[start]

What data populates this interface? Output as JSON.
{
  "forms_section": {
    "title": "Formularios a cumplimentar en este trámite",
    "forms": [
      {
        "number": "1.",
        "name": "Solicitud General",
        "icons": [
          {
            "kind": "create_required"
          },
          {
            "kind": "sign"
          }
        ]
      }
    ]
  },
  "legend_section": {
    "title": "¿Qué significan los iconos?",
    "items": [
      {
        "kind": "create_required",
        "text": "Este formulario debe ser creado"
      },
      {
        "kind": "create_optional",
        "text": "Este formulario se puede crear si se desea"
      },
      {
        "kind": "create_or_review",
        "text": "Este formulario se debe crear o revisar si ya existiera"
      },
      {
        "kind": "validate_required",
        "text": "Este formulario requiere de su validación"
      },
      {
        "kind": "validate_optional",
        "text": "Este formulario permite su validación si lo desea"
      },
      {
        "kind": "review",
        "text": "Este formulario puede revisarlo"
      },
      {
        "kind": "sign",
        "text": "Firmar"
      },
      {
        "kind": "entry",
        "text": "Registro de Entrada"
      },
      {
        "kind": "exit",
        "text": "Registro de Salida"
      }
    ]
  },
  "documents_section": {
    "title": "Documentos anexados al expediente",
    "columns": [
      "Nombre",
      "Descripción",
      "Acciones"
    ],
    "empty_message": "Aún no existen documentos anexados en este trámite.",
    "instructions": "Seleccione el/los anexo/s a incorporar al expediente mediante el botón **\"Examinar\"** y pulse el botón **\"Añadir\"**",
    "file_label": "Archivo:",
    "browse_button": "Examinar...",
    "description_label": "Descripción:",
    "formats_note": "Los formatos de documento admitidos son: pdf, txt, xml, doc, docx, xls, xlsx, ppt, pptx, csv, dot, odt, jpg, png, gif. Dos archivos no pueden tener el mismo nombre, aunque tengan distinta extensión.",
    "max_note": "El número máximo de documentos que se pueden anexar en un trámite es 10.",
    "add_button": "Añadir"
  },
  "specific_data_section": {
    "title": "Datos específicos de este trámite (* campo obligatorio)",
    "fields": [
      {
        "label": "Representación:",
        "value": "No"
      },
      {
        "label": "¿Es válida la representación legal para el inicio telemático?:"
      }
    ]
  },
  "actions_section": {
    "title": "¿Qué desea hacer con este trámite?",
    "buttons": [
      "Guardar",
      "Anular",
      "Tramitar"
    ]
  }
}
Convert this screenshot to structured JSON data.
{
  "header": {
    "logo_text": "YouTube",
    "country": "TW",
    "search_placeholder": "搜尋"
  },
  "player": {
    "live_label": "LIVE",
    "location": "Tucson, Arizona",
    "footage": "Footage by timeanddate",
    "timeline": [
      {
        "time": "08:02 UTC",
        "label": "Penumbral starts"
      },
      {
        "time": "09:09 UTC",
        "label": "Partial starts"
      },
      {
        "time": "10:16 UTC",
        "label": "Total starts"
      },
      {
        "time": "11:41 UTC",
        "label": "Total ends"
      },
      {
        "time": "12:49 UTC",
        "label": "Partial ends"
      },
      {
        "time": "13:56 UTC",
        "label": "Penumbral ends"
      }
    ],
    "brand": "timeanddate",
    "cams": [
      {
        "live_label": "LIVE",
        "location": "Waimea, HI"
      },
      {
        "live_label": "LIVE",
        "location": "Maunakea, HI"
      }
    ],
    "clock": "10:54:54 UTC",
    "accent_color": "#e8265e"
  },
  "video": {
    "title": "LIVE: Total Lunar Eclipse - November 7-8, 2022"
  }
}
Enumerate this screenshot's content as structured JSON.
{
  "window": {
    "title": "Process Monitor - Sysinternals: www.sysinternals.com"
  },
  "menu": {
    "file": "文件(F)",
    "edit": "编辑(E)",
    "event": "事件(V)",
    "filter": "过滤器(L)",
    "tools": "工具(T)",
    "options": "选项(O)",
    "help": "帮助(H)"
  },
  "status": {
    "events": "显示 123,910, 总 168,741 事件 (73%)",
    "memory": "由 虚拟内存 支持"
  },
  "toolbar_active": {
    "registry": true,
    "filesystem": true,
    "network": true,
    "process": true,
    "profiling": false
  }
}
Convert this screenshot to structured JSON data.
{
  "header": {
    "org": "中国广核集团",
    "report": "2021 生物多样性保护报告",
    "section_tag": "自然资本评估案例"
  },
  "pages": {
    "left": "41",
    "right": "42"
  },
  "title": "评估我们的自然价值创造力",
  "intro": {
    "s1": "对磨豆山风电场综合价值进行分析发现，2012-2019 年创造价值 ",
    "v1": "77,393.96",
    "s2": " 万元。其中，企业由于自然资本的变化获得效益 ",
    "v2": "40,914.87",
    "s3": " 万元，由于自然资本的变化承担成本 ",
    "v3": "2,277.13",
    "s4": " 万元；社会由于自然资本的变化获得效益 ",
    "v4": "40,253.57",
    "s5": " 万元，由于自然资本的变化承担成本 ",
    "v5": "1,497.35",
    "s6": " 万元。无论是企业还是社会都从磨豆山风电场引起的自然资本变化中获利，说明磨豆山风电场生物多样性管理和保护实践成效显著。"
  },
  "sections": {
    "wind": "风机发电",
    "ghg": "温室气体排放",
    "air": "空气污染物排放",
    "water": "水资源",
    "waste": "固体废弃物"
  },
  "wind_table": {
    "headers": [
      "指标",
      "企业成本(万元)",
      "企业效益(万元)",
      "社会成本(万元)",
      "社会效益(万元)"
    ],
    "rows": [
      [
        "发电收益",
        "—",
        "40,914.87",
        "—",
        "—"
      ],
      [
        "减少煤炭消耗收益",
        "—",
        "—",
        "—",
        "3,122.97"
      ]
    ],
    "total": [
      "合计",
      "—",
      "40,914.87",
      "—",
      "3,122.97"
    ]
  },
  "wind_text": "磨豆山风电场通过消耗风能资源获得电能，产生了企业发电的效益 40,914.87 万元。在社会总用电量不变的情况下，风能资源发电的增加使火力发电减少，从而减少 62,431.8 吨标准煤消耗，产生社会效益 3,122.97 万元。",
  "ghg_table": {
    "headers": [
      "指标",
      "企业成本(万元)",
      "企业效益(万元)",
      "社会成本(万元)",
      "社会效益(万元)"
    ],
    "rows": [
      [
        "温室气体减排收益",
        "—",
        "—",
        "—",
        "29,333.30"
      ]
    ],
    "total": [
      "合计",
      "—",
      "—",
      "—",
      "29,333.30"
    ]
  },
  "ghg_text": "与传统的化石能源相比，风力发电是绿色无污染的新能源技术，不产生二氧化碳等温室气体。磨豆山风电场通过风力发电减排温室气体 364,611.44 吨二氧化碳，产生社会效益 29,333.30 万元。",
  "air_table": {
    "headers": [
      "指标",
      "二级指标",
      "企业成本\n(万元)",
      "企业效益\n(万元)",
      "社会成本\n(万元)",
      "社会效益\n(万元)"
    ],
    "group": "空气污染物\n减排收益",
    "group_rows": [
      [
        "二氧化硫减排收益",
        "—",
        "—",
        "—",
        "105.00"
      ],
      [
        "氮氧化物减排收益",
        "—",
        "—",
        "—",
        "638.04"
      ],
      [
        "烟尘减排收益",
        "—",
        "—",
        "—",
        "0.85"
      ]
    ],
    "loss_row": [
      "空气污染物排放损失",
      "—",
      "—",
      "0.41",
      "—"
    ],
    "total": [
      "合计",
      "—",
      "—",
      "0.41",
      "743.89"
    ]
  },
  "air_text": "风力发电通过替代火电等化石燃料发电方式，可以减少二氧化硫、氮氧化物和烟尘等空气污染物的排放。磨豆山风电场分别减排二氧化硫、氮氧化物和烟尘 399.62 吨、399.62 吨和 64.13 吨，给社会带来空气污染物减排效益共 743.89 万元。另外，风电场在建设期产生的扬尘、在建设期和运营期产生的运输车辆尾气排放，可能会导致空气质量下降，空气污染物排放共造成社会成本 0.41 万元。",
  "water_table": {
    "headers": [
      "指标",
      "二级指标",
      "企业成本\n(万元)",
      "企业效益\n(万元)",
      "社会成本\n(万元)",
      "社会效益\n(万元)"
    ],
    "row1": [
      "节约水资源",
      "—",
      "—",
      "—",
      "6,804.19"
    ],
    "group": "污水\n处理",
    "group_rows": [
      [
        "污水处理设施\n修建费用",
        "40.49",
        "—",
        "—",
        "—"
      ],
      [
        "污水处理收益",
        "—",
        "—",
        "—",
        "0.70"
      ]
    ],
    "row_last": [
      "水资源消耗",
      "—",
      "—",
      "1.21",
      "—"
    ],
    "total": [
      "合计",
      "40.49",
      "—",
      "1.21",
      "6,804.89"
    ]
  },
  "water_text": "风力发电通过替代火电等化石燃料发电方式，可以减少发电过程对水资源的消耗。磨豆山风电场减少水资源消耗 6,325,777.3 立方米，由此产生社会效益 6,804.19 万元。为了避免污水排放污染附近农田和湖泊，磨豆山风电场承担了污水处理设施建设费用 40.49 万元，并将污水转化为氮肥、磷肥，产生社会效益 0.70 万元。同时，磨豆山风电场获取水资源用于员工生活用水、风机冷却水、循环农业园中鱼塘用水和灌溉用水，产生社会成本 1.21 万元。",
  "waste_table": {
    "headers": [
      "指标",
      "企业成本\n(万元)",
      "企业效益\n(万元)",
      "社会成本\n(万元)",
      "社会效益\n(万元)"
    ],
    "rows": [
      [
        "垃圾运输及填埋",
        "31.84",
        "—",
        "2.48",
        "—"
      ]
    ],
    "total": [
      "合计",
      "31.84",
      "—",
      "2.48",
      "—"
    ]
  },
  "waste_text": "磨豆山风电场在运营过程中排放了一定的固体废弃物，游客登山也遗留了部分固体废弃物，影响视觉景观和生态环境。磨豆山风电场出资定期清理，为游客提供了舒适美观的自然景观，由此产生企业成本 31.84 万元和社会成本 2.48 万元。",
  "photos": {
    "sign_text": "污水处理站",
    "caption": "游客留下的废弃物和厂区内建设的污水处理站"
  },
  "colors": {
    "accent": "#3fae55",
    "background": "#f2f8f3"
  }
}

[end]

What you will do >> State how many lines include the string "anexados". Give no other information.

Answer to the task >> 2